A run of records
-- Begin --
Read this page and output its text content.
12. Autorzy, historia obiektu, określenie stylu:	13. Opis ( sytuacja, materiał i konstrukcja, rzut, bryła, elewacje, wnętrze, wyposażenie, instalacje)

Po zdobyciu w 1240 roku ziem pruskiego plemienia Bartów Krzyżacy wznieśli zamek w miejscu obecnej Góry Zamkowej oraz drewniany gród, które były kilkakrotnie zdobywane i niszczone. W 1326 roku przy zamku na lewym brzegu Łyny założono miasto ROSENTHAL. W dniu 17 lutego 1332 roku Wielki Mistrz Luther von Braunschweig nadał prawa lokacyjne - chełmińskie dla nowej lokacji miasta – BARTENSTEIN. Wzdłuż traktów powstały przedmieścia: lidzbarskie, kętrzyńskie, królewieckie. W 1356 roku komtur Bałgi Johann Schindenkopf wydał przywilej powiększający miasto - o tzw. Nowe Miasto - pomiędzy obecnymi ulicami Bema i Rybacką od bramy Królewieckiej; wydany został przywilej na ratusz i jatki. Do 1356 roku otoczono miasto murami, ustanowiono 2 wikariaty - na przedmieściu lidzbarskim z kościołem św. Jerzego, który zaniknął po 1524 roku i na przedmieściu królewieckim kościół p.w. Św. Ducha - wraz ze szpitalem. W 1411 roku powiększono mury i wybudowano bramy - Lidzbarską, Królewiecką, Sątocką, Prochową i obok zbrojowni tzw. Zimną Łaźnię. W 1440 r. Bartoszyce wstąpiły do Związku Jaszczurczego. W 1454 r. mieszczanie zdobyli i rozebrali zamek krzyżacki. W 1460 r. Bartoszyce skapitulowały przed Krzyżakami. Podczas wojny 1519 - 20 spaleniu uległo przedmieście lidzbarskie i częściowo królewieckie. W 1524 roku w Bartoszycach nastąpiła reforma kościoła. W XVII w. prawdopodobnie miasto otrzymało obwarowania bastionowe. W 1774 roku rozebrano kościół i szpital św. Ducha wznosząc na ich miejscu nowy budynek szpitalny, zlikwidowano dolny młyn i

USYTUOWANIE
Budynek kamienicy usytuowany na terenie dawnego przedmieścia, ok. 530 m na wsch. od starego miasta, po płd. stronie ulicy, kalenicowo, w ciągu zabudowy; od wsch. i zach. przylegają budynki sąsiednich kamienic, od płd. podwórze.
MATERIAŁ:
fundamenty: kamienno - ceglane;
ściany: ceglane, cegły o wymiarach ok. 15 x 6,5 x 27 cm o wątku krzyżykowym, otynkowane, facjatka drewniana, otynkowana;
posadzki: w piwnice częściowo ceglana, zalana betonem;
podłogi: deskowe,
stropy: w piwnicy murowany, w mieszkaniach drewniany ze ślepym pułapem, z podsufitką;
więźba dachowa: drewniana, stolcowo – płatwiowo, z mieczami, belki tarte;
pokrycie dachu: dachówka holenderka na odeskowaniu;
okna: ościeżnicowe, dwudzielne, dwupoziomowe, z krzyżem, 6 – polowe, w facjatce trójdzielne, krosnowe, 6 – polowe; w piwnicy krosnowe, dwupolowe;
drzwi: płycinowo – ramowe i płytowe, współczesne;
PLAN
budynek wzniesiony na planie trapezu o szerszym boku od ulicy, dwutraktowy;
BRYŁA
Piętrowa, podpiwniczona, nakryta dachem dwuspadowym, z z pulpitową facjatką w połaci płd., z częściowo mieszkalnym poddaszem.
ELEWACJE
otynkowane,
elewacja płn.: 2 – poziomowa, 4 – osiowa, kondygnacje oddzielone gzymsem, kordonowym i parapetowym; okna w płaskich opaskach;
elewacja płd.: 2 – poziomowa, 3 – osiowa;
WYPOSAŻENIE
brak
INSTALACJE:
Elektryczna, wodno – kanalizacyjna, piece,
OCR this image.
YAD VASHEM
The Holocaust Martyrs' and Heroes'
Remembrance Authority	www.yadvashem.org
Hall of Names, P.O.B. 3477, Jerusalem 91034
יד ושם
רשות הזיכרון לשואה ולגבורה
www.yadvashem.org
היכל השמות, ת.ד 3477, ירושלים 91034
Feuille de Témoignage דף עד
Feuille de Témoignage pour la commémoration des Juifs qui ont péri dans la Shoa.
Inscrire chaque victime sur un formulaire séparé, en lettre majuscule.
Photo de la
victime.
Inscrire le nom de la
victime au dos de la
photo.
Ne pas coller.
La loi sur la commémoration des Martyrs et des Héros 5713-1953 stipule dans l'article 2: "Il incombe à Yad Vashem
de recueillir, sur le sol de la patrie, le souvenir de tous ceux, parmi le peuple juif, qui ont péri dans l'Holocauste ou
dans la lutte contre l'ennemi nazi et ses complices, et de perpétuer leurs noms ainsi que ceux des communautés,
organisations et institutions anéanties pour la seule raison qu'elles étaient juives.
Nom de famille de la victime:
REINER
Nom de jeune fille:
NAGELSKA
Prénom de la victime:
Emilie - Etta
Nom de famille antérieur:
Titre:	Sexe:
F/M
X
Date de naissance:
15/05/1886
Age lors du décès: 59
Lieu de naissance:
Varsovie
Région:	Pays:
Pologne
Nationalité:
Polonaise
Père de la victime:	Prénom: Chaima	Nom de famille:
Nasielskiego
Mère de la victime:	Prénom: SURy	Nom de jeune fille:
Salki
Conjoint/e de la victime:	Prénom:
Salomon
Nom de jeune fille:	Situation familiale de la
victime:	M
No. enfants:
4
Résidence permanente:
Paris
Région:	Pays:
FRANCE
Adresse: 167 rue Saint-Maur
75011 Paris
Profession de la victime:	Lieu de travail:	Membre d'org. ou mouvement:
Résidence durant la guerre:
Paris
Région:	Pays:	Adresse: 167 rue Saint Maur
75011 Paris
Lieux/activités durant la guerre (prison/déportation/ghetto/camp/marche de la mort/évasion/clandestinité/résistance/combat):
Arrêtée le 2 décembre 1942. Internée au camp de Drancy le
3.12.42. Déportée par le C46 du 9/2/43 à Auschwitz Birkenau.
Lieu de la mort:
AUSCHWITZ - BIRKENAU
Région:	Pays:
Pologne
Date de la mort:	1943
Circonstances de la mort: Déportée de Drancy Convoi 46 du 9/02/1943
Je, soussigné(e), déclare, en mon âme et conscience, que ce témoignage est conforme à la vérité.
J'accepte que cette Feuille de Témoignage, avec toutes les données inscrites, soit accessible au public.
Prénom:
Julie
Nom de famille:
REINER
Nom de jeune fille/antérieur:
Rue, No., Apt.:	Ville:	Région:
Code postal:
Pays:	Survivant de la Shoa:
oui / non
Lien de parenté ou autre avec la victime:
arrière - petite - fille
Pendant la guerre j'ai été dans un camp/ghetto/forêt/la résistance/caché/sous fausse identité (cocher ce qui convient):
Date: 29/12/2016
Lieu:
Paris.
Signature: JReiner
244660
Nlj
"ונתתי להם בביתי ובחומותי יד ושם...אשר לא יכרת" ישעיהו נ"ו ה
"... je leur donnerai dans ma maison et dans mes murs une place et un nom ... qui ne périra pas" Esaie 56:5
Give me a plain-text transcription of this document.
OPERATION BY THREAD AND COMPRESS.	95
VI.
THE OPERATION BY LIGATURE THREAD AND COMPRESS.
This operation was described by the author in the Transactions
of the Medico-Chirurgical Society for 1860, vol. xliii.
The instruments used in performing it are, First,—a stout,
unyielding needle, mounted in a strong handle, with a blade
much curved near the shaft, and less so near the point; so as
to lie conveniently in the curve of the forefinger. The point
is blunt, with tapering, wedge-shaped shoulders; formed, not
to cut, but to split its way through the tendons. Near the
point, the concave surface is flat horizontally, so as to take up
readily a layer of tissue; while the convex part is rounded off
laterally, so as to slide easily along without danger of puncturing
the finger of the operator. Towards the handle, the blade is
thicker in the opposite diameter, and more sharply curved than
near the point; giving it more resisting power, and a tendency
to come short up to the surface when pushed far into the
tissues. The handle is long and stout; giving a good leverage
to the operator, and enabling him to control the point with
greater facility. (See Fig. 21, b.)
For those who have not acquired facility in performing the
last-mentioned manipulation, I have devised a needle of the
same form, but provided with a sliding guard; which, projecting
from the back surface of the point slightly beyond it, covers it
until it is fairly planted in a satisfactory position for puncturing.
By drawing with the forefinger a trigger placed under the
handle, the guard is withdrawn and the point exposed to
-- End --
■ WHAT NEEDS TO BE DONE
Go through the entries above and count the lines containing the word "Martyrs"; give only that count.

■ THE SOLUTION
2